EXERCISE DESCRIPTION:
Gather all lines from the material that contain the word "connected".

MATERIAL FOR THE TASK:
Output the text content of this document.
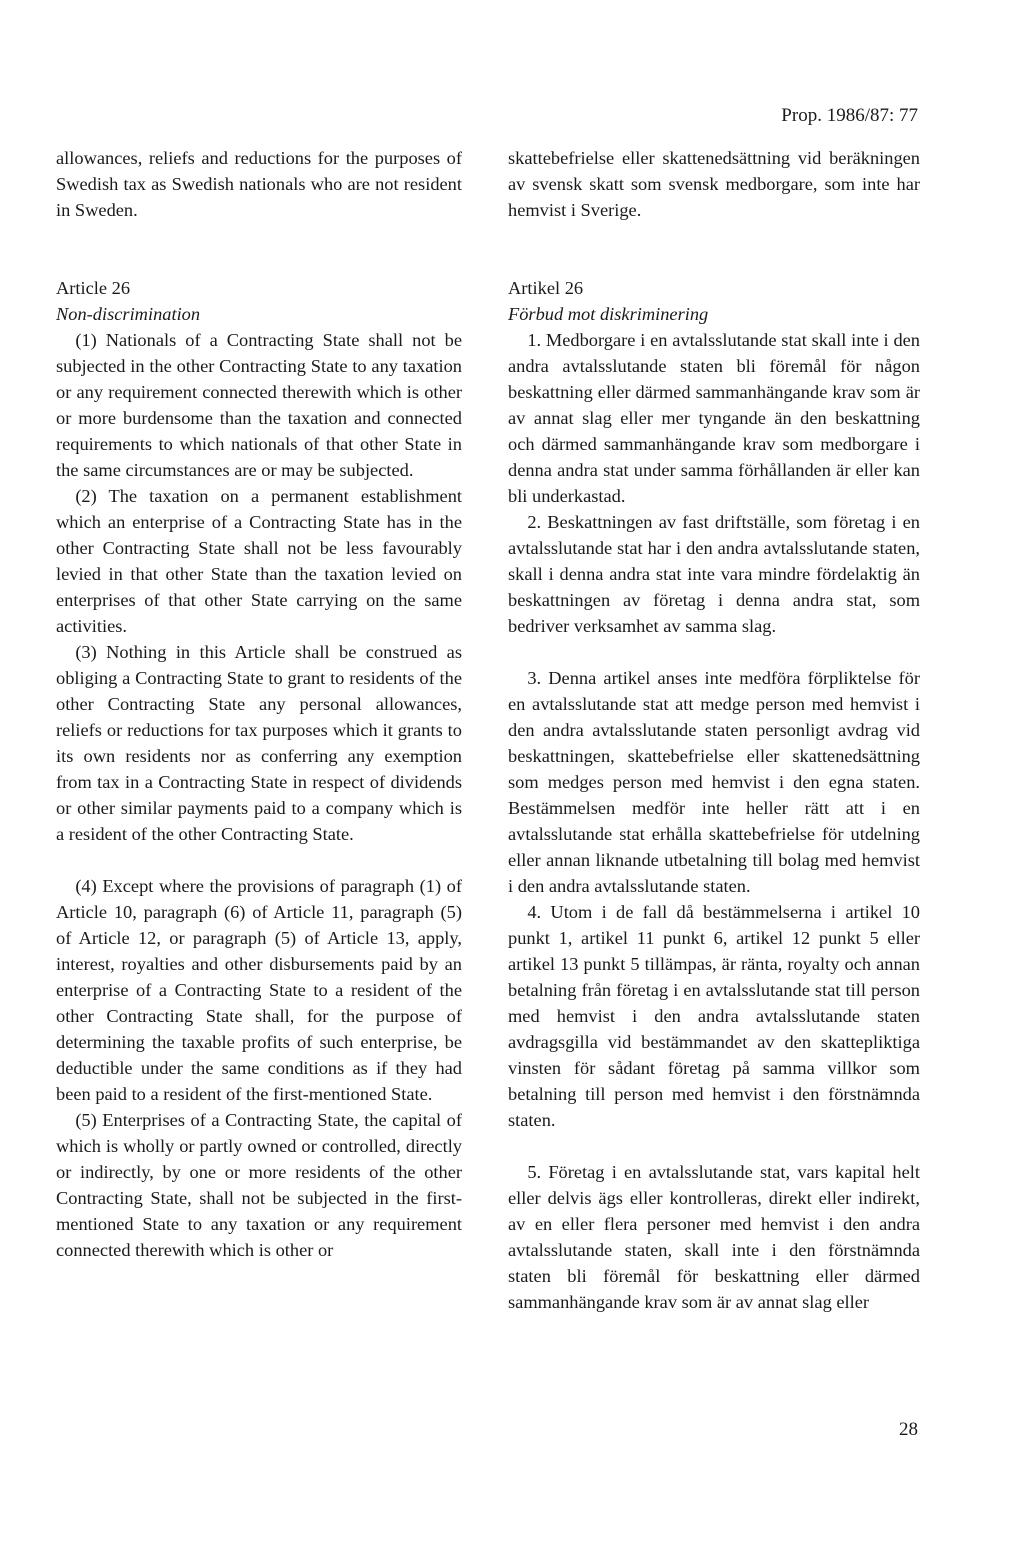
Prop. 1986/87: 77

allowances, reliefs and reductions for the purposes of Swedish tax as Swedish nationals who are not resident in Sweden.

Article 26

Non-discrimination

(1) Nationals of a Contracting State shall not be subjected in the other Contracting State to any taxation or any requirement connected therewith which is other or more burdensome than the taxation and connected requirements to which nationals of that other State in the same circumstances are or may be subjected.

(2) The taxation on a permanent establishment which an enterprise of a Contracting State has in the other Contracting State shall not be less favourably levied in that other State than the taxation levied on enterprises of that other State carrying on the same activities.

(3) Nothing in this Article shall be construed as obliging a Contracting State to grant to residents of the other Contracting State any personal allowances, reliefs or reductions for tax purposes which it grants to its own residents nor as conferring any exemption from tax in a Contracting State in respect of dividends or other similar payments paid to a company which is a resident of the other Contracting State.

(4) Except where the provisions of paragraph (1) of Article 10, paragraph (6) of Article 11, paragraph (5) of Article 12, or paragraph (5) of Article 13, apply, interest, royalties and other disbursements paid by an enterprise of a Contracting State to a resident of the other Contracting State shall, for the purpose of determining the taxable profits of such enterprise, be deductible under the same conditions as if they had been paid to a resident of the first-mentioned State.

(5) Enterprises of a Contracting State, the capital of which is wholly or partly owned or controlled, directly or indirectly, by one or more residents of the other Contracting State, shall not be subjected in the first-mentioned State to any taxation or any requirement connected therewith which is other or

skattebefrielse eller skattenedsättning vid beräkningen av svensk skatt som svensk medborgare, som inte har hemvist i Sverige.

Artikel 26

Förbud mot diskriminering

1. Medborgare i en avtalsslutande stat skall inte i den andra avtalsslutande staten bli föremål för någon beskattning eller därmed sammanhängande krav som är av annat slag eller mer tyngande än den beskattning och därmed sammanhängande krav som medborgare i denna andra stat under samma förhållanden är eller kan bli underkastad.

2. Beskattningen av fast driftställe, som företag i en avtalsslutande stat har i den andra avtalsslutande staten, skall i denna andra stat inte vara mindre fördelaktig än beskattningen av företag i denna andra stat, som bedriver verksamhet av samma slag.

3. Denna artikel anses inte medföra förpliktelse för en avtalsslutande stat att medge person med hemvist i den andra avtalsslutande staten personligt avdrag vid beskattningen, skattebefrielse eller skattenedsättning som medges person med hemvist i den egna staten. Bestämmelsen medför inte heller rätt att i en avtalsslutande stat erhålla skattebefrielse för utdelning eller annan liknande utbetalning till bolag med hemvist i den andra avtalsslutande staten.

4. Utom i de fall då bestämmelserna i artikel 10 punkt 1, artikel 11 punkt 6, artikel 12 punkt 5 eller artikel 13 punkt 5 tillämpas, är ränta, royalty och annan betalning från företag i en avtalsslutande stat till person med hemvist i den andra avtalsslutande staten avdragsgilla vid bestämmandet av den skattepliktiga vinsten för sådant företag på samma villkor som betalning till person med hemvist i den förstnämnda staten.

5. Företag i en avtalsslutande stat, vars kapital helt eller delvis ägs eller kontrolleras, direkt eller indirekt, av en eller flera personer med hemvist i den andra avtalsslutande staten, skall inte i den förstnämnda staten bli föremål för beskattning eller därmed sammanhängande krav som är av annat slag eller

28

EXERCISE ANSWER:
(1) Nationals of a Contracting State shall not be subjected in the other Contracting State to any taxation or any requirement connected therewith which is other or more burdensome than the taxation and connected requirements to which nationals of that other State in the same circumstances are or may be subjected.
(5) Enterprises of a Contracting State, the capital of which is wholly or partly owned or controlled, directly or indirectly, by one or more residents of the other Contracting State, shall not be subjected in the first-mentioned State to any taxation or any requirement connected therewith which is other or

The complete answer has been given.